_What the task requires_.
Scan the data beneath this task and copy each line that includes "they".

_Recorded information_.
+--

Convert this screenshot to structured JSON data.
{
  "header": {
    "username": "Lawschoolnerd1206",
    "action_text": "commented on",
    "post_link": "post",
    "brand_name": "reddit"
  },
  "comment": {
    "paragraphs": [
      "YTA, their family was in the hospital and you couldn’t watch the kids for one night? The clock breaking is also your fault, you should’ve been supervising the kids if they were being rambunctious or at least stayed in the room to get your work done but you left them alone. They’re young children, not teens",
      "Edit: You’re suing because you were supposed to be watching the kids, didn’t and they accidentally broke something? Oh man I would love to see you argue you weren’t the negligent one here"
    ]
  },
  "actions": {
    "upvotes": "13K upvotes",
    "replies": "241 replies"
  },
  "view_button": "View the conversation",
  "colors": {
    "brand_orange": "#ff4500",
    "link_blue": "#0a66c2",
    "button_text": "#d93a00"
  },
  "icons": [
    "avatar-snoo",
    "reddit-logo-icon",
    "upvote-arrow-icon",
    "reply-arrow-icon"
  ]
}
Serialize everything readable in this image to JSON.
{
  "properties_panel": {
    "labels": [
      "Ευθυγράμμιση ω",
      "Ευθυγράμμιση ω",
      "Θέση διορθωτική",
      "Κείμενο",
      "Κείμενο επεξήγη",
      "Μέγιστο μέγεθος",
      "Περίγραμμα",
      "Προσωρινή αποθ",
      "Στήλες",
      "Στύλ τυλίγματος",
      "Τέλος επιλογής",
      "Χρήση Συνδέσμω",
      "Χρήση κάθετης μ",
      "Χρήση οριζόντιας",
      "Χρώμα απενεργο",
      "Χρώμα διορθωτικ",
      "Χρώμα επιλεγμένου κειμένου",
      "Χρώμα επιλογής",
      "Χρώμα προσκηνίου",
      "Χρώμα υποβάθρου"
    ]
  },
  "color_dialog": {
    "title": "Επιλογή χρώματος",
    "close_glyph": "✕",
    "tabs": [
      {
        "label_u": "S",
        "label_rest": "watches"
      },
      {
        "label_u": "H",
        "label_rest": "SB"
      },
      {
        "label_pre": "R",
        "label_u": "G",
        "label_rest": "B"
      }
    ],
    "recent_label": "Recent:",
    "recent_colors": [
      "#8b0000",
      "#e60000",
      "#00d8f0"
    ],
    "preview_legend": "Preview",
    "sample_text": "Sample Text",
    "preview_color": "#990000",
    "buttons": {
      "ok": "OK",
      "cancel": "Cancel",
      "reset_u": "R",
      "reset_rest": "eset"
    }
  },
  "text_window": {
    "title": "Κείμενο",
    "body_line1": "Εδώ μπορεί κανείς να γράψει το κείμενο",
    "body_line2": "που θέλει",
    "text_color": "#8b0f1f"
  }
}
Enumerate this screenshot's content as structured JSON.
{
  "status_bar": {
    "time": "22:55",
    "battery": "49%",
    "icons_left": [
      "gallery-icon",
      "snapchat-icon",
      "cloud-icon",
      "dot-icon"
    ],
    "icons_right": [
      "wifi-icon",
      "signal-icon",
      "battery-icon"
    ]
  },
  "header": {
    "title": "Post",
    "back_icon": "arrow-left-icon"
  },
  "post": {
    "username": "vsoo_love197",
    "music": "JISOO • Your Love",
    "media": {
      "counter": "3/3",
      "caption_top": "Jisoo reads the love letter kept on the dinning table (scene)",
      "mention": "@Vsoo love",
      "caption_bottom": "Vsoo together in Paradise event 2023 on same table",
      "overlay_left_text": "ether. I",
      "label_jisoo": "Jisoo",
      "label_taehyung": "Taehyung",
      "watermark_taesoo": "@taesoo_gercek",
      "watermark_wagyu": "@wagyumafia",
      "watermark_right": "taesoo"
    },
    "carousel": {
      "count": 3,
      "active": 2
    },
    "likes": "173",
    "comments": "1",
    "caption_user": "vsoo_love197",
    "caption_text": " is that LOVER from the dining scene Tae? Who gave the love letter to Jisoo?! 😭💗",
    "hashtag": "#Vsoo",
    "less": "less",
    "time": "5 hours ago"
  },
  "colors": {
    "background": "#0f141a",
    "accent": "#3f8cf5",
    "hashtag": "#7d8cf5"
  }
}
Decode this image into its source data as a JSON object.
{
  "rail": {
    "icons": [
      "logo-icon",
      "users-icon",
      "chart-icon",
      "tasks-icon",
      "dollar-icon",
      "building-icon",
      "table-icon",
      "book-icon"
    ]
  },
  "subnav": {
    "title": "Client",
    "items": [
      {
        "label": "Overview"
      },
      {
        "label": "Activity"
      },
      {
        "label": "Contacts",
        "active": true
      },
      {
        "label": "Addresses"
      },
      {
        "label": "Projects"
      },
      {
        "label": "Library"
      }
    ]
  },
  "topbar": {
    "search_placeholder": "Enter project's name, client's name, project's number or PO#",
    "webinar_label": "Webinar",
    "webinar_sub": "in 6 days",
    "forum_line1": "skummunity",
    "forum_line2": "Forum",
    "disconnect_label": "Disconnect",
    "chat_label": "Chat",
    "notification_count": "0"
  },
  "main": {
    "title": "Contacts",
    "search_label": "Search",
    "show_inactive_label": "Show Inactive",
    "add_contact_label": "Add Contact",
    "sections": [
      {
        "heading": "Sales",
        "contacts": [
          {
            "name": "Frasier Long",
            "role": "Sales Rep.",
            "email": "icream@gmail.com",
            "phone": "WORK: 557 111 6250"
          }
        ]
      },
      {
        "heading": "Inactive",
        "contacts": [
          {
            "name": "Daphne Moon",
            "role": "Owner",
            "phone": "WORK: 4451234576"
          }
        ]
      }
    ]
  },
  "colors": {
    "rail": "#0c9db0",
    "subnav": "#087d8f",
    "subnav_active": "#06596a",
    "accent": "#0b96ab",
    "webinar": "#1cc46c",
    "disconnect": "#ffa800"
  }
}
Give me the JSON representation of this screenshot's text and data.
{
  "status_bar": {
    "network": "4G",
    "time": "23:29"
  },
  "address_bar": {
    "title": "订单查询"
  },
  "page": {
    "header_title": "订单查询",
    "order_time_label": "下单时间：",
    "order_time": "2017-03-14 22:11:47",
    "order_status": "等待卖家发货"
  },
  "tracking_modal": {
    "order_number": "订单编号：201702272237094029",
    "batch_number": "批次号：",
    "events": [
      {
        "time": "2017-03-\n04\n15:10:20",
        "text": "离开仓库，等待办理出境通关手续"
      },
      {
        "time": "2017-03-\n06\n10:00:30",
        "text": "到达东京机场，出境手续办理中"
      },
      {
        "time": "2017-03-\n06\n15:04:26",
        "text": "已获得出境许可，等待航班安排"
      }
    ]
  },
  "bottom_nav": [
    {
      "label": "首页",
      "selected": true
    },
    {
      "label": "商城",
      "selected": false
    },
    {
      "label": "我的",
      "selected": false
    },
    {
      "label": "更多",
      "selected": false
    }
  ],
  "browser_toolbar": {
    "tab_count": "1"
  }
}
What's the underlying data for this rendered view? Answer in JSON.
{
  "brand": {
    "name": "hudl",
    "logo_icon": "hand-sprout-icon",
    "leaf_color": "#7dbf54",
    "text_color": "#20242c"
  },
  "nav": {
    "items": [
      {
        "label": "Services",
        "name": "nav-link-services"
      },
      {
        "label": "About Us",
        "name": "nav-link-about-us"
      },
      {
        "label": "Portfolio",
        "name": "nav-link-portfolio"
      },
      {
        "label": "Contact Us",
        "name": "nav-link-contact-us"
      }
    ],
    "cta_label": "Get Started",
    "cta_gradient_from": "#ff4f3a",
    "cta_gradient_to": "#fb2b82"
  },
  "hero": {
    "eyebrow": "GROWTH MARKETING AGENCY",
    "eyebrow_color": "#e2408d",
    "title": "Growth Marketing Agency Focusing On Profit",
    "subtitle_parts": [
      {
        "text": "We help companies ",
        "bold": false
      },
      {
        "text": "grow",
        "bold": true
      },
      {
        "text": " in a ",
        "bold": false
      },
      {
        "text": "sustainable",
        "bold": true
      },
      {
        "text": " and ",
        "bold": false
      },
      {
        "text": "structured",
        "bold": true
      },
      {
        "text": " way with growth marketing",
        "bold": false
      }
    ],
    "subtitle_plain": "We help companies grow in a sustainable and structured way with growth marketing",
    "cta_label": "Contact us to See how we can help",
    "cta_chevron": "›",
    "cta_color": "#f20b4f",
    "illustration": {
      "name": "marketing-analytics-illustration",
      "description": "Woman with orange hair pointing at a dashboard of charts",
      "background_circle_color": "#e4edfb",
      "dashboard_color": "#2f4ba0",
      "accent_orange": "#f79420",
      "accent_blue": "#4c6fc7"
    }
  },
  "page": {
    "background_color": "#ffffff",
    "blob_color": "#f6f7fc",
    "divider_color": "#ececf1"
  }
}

+--

_Answer to the task_.
      "YTA, their family was in the hospital and you couldn’t watch the kids for one night? The clock breaking is also your fault, you should’ve been supervising the kids if they were being rambunctious or at least stayed in the room to get your work done but you left them alone. They’re young children, not teens",
      "Edit: You’re suing because you were supposed to be watching the kids, didn’t and they accidentally broke something? Oh man I would love to see you argue you weren’t the negligent one here"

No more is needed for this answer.